# RECORD SET:

::::

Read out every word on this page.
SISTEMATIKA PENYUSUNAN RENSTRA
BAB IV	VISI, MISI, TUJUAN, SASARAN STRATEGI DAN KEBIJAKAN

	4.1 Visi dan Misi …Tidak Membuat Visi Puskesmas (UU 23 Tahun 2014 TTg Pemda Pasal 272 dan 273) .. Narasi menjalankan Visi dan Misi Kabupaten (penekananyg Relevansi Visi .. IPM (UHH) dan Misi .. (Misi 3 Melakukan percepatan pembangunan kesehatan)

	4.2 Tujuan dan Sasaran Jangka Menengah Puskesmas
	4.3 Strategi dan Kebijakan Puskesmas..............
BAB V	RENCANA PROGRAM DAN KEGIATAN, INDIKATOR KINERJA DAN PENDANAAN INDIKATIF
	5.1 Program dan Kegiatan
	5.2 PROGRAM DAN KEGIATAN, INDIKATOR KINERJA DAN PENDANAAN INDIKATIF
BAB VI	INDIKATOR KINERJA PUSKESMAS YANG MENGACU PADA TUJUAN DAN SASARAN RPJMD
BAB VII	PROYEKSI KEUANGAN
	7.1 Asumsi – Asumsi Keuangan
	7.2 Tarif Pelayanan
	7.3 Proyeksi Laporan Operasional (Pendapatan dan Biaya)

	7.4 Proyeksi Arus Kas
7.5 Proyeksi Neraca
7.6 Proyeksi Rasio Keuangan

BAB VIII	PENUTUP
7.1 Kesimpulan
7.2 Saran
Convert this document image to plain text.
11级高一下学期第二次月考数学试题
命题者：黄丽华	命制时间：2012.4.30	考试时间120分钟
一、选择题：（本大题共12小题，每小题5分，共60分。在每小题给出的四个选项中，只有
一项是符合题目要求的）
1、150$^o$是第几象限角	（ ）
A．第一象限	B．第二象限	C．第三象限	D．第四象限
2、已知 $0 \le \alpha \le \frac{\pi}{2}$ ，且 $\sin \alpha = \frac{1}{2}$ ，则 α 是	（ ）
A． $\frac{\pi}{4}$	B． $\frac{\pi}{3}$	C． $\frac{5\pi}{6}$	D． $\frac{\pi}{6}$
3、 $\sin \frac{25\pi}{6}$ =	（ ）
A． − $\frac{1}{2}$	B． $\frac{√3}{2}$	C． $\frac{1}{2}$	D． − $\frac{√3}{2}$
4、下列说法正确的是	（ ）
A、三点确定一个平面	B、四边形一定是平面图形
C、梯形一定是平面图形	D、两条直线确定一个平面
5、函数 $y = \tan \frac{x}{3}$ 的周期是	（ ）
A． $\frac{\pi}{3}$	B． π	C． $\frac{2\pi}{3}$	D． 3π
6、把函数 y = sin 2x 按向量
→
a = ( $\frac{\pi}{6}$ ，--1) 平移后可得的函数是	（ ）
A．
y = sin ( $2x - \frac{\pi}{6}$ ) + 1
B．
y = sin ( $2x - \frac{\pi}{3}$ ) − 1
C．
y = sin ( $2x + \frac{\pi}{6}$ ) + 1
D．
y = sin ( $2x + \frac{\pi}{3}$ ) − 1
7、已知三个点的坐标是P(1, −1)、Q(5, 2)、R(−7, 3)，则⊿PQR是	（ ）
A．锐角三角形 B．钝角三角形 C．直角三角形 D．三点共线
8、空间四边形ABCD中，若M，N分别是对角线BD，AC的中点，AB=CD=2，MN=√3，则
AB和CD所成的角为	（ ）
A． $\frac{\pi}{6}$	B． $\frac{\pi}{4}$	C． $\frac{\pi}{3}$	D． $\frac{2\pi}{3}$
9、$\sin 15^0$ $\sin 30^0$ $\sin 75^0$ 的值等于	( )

::::

# WRITTEN INSTRUCTION:
Of the lines above, how many hold the word "PENDANAAN"? Say the number alone.

# TASK SOLUTION:
2